What needs to be done → Tally each line where the word "memory" occurs, then give only the total.

+++ Data in this exercise

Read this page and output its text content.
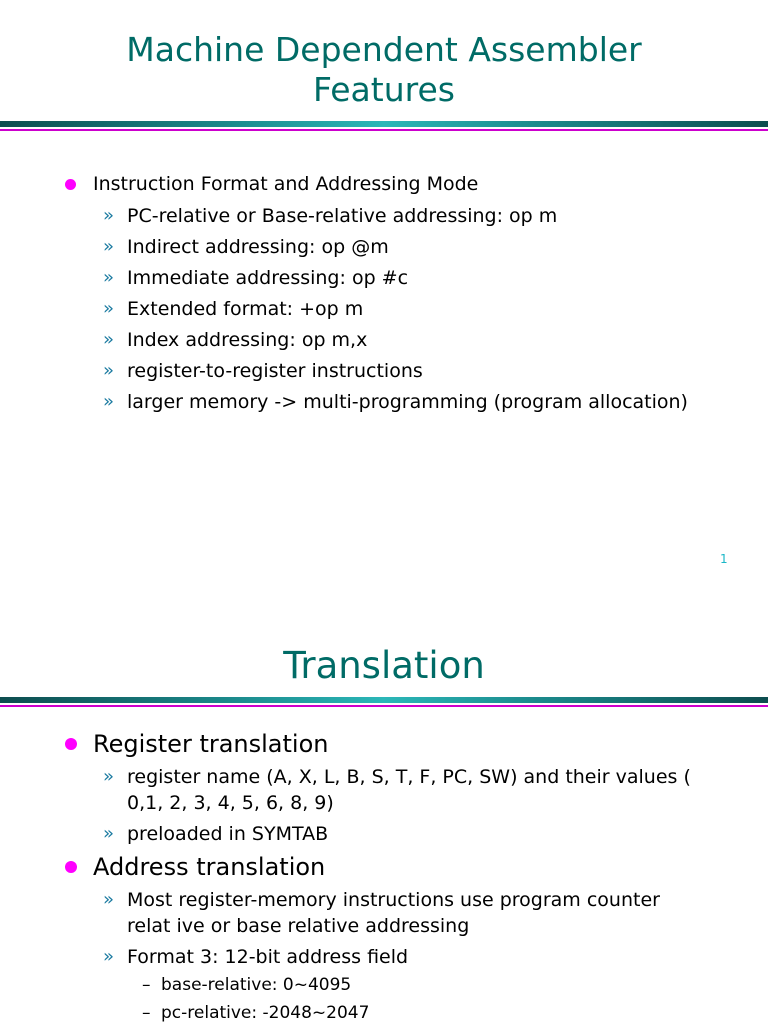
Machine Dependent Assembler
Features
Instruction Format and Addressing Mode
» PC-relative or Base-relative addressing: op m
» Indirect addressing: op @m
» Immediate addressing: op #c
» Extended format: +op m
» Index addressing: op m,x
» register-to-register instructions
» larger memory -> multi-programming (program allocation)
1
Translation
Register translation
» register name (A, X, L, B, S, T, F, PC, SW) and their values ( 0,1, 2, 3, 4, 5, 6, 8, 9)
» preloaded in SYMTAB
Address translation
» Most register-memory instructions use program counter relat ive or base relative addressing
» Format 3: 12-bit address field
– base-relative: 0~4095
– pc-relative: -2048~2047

++++++

The completed task → 2